■ Your objective
Print each of the entries exactly, leaving nothing out.
--- BEGIN Records for this exercise ---
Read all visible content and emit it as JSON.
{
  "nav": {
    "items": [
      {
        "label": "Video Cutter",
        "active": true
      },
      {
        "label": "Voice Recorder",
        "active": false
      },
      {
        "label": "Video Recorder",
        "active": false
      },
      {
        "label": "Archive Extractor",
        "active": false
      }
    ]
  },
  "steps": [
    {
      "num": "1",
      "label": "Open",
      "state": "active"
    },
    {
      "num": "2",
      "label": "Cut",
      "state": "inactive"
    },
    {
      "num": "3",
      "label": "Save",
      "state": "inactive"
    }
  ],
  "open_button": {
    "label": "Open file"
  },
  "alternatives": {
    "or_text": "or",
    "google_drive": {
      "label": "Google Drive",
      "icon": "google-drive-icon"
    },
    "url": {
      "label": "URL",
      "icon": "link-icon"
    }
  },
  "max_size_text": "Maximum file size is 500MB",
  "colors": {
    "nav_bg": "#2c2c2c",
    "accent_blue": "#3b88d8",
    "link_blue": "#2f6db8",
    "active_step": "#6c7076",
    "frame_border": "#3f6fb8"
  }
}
--- END Records for this exercise ---
■ Expected answer
Read all visible content and emit it as JSON.
{
  "nav": {
    "items": [
      {
        "label": "Video Cutter",
        "active": true
      },
      {
        "label": "Voice Recorder",
        "active": false
      },
      {
        "label": "Video Recorder",
        "active": false
      },
      {
        "label": "Archive Extractor",
        "active": false
      }
    ]
  },
  "steps": [
    {
      "num": "1",
      "label": "Open",
      "state": "active"
    },
    {
      "num": "2",
      "label": "Cut",
      "state": "inactive"
    },
    {
      "num": "3",
      "label": "Save",
      "state": "inactive"
    }
  ],
  "open_button": {
    "label": "Open file"
  },
  "alternatives": {
    "or_text": "or",
    "google_drive": {
      "label": "Google Drive",
      "icon": "google-drive-icon"
    },
    "url": {
      "label": "URL",
      "icon": "link-icon"
    }
  },
  "max_size_text": "Maximum file size is 500MB",
  "colors": {
    "nav_bg": "#2c2c2c",
    "accent_blue": "#3b88d8",
    "link_blue": "#2f6db8",
    "active_step": "#6c7076",
    "frame_border": "#3f6fb8"
  }
}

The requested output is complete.